Lines containing the word "call" are the ones to copy from the records below.
►
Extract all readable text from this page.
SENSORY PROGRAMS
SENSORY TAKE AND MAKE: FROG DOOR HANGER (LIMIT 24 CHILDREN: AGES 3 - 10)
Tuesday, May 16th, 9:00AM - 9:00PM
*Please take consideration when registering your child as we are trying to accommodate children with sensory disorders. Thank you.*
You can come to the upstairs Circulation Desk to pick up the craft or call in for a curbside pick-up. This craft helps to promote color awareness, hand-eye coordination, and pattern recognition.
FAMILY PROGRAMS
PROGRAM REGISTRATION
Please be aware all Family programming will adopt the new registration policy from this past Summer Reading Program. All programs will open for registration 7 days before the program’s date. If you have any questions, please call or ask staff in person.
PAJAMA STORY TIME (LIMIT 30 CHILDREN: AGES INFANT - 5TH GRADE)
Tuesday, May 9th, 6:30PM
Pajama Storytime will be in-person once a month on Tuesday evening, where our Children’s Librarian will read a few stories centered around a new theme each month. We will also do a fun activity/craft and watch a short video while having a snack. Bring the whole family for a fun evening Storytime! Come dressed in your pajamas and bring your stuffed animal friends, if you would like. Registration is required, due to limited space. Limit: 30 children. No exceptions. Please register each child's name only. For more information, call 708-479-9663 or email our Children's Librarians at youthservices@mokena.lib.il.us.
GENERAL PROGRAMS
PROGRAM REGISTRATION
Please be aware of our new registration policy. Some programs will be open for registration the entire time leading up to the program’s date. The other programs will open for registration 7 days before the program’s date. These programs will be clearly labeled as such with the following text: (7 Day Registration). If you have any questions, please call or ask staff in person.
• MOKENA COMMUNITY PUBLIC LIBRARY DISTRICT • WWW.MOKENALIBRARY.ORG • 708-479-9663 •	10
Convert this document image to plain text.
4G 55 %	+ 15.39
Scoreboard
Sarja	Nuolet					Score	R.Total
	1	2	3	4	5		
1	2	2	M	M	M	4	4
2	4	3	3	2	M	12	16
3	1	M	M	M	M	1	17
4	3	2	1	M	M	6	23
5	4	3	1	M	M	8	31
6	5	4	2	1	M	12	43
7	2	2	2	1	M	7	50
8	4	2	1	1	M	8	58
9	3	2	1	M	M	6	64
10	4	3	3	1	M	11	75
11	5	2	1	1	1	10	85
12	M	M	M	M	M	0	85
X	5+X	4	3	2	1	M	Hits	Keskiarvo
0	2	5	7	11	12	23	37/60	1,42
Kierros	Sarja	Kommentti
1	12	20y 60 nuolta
◄
» ANSWER TO THE PROBLEM
You can come to the upstairs Circulation Desk to pick up the craft or call in for a curbside pick-up. This craft helps to promote color awareness, hand-eye coordination, and pattern recognition.
Please be aware all Family programming will adopt the new registration policy from this past Summer Reading Program. All programs will open for registration 7 days before the program’s date. If you have any questions, please call or ask staff in person.
Pajama Storytime will be in-person once a month on Tuesday evening, where our Children’s Librarian will read a few stories centered around a new theme each month. We will also do a fun activity/craft and watch a short video while having a snack. Bring the whole family for a fun evening Storytime! Come dressed in your pajamas and bring your stuffed animal friends, if you would like. Registration is required, due to limited space. Limit: 30 children. No exceptions. Please register each child's name only. For more information, call 708-479-9663 or email our Children's Librarians at youthservices@mokena.lib.il.us.
Please be aware of our new registration policy. Some programs will be open for registration the entire time leading up to the program’s date. The other programs will open for registration 7 days before the program’s date. These programs will be clearly labeled as such with the following text: (7 Day Registration). If you have any questions, please call or ask staff in person.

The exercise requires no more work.